PROBLEM TO SOLVE – Copy out the lines that include the word "下列说法正确的是".

(Data extracted from a collection)
•••••

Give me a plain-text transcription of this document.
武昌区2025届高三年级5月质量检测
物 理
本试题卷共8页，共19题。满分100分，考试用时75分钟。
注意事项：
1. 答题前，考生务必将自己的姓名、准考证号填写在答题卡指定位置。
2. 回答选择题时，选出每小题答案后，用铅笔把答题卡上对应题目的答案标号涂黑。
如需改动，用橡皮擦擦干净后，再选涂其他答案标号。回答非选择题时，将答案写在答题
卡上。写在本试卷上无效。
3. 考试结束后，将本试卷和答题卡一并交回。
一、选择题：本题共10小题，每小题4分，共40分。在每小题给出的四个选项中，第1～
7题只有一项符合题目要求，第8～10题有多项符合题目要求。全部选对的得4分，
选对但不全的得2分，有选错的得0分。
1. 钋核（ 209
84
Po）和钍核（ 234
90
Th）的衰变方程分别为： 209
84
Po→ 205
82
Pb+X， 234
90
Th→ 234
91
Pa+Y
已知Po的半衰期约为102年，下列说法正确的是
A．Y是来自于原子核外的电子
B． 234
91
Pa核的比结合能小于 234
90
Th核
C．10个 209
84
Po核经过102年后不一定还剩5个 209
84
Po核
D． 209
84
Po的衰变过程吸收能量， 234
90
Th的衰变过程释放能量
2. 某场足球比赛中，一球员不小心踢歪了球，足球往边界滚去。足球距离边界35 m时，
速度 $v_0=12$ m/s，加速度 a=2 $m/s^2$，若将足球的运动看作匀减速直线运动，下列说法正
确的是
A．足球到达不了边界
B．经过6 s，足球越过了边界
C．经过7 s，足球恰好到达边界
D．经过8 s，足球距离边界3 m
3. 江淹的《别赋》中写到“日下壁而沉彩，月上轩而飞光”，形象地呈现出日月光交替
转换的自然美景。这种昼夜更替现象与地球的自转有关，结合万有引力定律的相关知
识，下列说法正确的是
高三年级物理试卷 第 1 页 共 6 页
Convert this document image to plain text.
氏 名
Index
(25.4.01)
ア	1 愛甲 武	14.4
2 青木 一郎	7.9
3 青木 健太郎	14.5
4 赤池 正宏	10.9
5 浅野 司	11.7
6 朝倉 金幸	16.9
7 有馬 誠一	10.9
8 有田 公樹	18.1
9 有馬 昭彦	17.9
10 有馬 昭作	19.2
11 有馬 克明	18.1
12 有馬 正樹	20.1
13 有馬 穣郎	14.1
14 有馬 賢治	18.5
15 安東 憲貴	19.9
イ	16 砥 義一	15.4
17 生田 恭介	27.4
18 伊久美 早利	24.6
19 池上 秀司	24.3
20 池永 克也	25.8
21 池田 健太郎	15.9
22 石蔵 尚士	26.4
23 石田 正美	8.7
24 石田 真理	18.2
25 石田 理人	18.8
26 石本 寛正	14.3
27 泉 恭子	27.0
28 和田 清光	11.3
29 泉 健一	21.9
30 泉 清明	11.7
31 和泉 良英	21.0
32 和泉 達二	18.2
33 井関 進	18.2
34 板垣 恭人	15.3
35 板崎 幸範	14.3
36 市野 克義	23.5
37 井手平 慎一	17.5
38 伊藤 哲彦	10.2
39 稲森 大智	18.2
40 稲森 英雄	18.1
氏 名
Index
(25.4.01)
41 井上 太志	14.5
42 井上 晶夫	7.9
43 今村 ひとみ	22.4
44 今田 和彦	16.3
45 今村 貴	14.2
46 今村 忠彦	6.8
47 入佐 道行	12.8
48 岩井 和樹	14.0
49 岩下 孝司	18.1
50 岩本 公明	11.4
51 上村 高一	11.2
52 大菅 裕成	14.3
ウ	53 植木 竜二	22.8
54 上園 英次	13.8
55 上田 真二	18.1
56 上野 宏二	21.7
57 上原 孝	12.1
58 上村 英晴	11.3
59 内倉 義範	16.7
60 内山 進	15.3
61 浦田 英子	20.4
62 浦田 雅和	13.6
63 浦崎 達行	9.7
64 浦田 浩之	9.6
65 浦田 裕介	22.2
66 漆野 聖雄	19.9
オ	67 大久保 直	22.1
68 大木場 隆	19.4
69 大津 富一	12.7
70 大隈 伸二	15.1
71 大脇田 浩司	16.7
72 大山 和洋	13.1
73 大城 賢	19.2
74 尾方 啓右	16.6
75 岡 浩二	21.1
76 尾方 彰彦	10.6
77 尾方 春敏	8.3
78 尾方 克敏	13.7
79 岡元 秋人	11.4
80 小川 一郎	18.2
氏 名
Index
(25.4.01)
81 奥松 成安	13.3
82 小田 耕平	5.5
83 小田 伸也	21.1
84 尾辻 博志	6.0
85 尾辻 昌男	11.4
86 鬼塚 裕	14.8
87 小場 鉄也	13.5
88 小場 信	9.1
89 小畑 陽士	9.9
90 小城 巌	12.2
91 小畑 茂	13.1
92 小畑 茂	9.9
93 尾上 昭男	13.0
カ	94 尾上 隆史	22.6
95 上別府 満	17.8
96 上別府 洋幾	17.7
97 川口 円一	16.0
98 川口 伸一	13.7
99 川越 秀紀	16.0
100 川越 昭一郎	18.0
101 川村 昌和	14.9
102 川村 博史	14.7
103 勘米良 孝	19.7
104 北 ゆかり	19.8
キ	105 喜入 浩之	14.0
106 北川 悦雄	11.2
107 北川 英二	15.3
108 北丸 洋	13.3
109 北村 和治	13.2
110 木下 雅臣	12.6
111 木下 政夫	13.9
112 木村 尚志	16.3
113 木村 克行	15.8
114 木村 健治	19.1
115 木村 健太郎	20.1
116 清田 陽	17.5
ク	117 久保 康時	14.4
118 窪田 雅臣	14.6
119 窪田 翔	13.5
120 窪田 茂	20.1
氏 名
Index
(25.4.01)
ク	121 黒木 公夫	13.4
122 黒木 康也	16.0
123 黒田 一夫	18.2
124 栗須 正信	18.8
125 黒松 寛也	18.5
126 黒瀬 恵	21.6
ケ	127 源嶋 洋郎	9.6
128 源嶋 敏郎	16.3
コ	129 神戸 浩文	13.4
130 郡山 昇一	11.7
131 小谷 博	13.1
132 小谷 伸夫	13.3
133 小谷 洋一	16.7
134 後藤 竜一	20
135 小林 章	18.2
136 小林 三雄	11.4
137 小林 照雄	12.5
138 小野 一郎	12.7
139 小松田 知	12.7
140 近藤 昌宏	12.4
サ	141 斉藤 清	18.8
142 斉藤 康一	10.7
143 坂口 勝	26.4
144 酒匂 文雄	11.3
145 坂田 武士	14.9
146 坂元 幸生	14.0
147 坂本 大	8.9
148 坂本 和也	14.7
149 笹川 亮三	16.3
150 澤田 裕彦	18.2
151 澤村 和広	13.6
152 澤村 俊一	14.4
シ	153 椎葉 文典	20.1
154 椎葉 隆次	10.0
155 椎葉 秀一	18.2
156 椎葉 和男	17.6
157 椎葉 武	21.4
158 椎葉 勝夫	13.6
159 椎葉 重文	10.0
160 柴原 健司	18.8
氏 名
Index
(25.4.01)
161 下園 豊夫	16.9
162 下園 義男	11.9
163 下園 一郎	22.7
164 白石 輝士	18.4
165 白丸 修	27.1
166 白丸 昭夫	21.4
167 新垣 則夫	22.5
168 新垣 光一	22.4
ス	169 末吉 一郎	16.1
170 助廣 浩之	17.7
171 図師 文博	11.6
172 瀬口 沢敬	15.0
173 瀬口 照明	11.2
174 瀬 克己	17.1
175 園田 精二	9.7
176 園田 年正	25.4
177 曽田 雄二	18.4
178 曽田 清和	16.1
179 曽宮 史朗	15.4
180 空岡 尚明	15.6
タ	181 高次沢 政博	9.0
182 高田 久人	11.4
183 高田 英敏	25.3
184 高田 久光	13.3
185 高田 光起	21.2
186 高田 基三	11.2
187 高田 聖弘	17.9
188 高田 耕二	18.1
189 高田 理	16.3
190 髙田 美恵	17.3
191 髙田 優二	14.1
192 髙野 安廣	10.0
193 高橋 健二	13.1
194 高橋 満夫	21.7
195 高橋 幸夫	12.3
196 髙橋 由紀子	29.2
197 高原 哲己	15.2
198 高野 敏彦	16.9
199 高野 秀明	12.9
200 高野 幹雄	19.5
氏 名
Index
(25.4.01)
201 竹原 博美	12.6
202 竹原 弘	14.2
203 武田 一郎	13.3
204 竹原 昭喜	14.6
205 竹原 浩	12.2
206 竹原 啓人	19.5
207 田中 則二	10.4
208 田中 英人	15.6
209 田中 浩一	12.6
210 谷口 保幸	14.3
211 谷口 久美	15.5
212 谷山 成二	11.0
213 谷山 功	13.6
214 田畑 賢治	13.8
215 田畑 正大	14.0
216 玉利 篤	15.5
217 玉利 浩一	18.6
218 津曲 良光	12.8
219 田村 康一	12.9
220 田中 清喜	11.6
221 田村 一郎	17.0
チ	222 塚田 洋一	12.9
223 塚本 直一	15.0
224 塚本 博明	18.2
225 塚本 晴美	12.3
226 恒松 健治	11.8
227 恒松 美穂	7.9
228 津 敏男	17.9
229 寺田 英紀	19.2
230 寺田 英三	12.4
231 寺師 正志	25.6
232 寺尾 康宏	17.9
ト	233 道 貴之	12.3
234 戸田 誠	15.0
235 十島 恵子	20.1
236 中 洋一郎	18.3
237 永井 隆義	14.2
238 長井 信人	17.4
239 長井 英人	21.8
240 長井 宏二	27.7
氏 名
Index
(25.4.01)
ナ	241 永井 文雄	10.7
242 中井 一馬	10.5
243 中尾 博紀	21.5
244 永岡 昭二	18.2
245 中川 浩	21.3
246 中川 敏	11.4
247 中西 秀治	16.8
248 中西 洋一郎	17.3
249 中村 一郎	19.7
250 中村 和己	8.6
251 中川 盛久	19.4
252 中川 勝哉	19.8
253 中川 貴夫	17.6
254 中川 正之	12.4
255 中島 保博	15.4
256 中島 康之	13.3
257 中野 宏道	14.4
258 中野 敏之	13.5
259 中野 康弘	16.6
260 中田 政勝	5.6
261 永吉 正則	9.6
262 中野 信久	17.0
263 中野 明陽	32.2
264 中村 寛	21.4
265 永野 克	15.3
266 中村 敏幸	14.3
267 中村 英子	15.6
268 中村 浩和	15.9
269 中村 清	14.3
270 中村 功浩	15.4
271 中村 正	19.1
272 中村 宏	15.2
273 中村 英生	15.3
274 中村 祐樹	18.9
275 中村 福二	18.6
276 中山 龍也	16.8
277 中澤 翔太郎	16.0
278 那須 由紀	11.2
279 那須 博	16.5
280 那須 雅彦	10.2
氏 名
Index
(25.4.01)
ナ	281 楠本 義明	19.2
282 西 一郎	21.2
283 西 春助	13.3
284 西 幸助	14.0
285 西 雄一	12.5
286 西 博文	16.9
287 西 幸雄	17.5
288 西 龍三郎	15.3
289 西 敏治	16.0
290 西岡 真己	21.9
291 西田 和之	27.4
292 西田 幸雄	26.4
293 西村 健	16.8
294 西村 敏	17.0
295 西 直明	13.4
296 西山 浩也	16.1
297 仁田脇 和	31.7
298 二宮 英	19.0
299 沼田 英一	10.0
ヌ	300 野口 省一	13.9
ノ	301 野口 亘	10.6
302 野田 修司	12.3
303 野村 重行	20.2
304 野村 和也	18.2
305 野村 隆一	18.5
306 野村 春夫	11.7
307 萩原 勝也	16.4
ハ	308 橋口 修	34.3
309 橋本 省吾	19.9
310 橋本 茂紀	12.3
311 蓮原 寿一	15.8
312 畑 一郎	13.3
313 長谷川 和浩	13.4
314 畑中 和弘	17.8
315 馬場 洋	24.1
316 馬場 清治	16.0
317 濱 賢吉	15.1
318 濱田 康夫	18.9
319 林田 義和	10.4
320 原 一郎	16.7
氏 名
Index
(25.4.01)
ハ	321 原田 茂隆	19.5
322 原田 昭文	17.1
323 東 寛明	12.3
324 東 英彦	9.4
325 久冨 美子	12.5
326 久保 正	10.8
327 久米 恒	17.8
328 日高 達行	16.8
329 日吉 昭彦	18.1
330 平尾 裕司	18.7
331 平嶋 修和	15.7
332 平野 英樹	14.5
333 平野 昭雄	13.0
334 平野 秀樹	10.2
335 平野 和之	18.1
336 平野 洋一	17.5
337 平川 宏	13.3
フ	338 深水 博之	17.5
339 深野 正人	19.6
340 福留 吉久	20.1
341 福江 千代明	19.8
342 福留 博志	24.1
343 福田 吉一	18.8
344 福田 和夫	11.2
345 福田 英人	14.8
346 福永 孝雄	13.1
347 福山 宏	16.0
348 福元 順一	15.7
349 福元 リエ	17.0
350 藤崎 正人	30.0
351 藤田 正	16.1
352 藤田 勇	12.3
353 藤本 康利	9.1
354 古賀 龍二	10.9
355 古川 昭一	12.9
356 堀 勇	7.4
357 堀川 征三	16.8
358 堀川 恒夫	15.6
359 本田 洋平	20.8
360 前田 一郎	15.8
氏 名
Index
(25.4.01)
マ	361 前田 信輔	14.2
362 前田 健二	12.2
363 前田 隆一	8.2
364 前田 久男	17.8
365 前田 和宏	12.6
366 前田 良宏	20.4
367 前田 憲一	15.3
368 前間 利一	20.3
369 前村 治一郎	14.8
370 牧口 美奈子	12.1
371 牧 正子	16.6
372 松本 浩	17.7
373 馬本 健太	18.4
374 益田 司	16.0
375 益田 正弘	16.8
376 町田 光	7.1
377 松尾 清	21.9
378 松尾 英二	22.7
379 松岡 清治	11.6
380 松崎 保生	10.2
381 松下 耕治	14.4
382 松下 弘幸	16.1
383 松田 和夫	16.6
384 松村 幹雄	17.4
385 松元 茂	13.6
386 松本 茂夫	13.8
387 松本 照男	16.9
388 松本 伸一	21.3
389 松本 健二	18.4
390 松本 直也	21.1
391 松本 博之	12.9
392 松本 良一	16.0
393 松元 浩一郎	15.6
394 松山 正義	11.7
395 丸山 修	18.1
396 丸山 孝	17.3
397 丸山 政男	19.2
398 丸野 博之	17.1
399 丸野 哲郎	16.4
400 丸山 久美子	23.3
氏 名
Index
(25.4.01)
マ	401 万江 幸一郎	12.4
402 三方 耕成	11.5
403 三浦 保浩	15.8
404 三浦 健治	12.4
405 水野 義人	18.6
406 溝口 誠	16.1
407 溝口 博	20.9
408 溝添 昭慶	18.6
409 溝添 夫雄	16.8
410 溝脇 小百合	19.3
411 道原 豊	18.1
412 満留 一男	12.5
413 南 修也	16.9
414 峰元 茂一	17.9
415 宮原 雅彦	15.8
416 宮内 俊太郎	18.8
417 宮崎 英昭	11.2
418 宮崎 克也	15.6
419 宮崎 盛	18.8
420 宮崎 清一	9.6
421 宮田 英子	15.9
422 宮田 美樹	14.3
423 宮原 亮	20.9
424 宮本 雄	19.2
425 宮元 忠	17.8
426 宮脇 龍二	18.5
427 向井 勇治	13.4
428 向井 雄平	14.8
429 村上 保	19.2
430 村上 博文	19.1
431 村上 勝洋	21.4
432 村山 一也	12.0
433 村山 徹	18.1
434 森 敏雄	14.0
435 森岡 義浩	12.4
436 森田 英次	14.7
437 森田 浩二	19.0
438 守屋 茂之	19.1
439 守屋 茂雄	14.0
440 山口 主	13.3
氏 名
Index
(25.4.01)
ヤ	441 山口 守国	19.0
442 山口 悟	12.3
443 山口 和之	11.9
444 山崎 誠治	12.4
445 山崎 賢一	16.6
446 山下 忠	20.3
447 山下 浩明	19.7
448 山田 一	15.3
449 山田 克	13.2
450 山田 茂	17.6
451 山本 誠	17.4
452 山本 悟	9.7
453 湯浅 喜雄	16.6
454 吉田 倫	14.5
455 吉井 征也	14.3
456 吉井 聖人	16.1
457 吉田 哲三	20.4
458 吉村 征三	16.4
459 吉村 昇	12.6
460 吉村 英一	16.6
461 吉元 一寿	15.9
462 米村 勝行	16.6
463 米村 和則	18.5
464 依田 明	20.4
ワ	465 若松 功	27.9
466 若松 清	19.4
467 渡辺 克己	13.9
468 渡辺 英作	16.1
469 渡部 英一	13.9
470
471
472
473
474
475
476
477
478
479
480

•••••

EXERCISE RESULT –
已知Po的半衰期约为102年，下列说法正确的是
识，下列说法正确的是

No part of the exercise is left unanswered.